Filter out everything except lines holding "JSON".
BEGIN DATASET ENTRIES
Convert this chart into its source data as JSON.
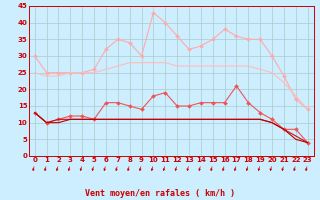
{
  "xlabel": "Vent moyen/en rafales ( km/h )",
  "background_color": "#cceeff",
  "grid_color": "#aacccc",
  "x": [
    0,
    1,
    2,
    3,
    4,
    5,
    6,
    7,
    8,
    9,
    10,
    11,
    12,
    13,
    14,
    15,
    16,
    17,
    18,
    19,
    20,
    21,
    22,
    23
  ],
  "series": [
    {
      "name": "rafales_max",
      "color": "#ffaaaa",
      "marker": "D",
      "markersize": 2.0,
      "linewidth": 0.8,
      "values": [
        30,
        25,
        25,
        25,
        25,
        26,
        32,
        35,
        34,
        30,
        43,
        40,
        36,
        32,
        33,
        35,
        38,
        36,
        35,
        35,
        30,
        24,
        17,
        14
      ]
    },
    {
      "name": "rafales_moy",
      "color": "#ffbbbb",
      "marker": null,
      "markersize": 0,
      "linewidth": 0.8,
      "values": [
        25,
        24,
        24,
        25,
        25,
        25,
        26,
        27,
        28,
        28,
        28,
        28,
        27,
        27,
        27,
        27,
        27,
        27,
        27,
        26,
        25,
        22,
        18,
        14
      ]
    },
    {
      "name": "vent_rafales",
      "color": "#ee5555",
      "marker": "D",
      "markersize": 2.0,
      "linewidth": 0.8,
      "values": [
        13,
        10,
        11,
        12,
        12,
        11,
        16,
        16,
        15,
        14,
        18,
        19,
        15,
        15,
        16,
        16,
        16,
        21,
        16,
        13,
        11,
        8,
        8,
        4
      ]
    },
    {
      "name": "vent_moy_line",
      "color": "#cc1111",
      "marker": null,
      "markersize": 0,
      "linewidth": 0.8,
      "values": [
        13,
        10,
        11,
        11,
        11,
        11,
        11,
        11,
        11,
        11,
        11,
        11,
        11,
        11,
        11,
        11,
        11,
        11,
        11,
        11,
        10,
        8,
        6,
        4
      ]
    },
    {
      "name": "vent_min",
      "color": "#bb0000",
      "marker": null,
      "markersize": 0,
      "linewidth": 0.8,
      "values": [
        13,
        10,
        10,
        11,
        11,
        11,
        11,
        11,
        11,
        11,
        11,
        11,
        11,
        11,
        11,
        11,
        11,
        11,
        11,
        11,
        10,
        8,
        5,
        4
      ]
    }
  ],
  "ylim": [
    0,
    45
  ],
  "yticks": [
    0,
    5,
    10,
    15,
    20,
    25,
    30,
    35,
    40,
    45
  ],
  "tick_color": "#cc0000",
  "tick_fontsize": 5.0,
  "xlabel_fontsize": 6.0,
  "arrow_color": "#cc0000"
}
END DATASET ENTRIES
BEGIN DATASET ENTRIES
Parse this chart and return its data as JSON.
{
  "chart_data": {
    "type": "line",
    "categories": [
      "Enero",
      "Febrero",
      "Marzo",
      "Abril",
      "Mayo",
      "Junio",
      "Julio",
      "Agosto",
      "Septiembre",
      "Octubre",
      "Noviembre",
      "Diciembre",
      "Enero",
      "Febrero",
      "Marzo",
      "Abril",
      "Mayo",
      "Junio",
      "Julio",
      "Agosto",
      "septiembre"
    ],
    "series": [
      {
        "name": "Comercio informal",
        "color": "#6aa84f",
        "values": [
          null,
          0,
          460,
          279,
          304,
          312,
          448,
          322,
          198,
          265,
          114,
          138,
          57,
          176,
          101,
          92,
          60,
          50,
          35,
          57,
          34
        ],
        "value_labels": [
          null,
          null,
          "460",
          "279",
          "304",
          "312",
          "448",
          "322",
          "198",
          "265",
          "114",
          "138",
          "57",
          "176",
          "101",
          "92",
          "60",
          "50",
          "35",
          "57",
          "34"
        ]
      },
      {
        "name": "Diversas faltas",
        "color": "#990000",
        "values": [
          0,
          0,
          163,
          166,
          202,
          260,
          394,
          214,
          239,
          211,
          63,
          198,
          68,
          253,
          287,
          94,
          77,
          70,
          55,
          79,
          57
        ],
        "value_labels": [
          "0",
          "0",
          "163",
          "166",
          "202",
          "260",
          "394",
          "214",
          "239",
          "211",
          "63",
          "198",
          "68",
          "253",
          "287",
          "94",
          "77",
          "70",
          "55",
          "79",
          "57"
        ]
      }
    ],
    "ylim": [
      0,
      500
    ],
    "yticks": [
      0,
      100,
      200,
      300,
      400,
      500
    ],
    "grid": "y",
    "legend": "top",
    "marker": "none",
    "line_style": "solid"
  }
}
END DATASET ENTRIES
▶ _SOLUTION BELOW_:
Convert this chart into its source data as JSON.
Parse this chart and return its data as JSON.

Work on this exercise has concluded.